◆ **Given request**:
From the entries that follow, gather each line holding the word "fiscal".

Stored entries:
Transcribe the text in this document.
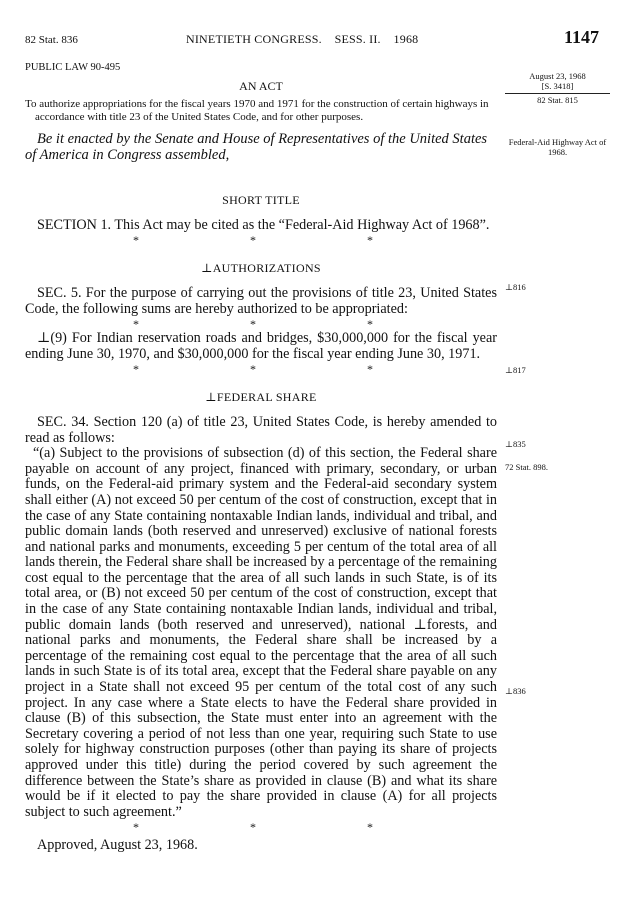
82 Stat. 836	NINETIETH CONGRESS.    SESS. II.    1968	1147

PUBLIC LAW 90-495

AN ACT

To authorize appropriations for the fiscal years 1970 and 1971 for the construction of certain highways in accordance with title 23 of the United States Code, and for other purposes.

Be it enacted by the Senate and House of Representatives of the United States of America in Congress assembled,

SHORT TITLE

SECTION 1. This Act may be cited as the “Federal-Aid Highway Act of 1968”.

*	*	*

⊥AUTHORIZATIONS

SEC. 5. For the purpose of carrying out the provisions of title 23, United States Code, the following sums are hereby authorized to be appropriated:

*	*	*

⊥(9) For Indian reservation roads and bridges, $30,000,000 for the fiscal year ending June 30, 1970, and $30,000,000 for the fiscal year ending June 30, 1971.

*	*	*

⊥FEDERAL SHARE

SEC. 34. Section 120 (a) of title 23, United States Code, is hereby amended to read as follows:

“(a) Subject to the provisions of subsection (d) of this section, the Federal share payable on account of any project, financed with primary, secondary, or urban funds, on the Federal-aid primary system and the Federal-aid secondary system shall either (A) not exceed 50 per centum of the cost of construction, except that in the case of any State containing nontaxable Indian lands, individual and tribal, and public domain lands (both reserved and unreserved) exclusive of national forests and national parks and monuments, exceeding 5 per centum of the total area of all lands therein, the Federal share shall be increased by a percentage of the remaining cost equal to the percentage that the area of all such lands in such State, is of its total area, or (B) not exceed 50 per centum of the cost of construction, except that in the case of any State containing nontaxable Indian lands, individual and tribal, public domain lands (both reserved and unreserved), national ⊥forests, and national parks and monuments, the Federal share shall be increased by a percentage of the remaining cost equal to the percentage that the area of all such lands in such State is of its total area, except that the Federal share payable on any project in a State shall not exceed 95 per centum of the total cost of any such project. In any case where a State elects to have the Federal share provided in clause (B) of this subsection, the State must enter into an agreement with the Secretary covering a period of not less than one year, requiring such State to use solely for highway construction purposes (other than paying its share of projects approved under this title) during the period covered by such agreement the difference between the State’s share as provided in clause (B) and what its share would be if it elected to pay the share provided in clause (A) for all projects subject to such agreement.”

*	*	*

Approved, August 23, 1968.

August 23, 1968
[S. 3418]
82 Stat. 815
Federal-Aid Highway Act of 1968.
⊥816
⊥817
⊥835
72 Stat. 898.
⊥836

◆ **Result of this exercise**:
To authorize appropriations for the fiscal years 1970 and 1971 for the construction of certain highways in accordance with title 23 of the United States Code, and for other purposes.
⊥(9) For Indian reservation roads and bridges, $30,000,000 for the fiscal year ending June 30, 1970, and $30,000,000 for the fiscal year ending June 30, 1971.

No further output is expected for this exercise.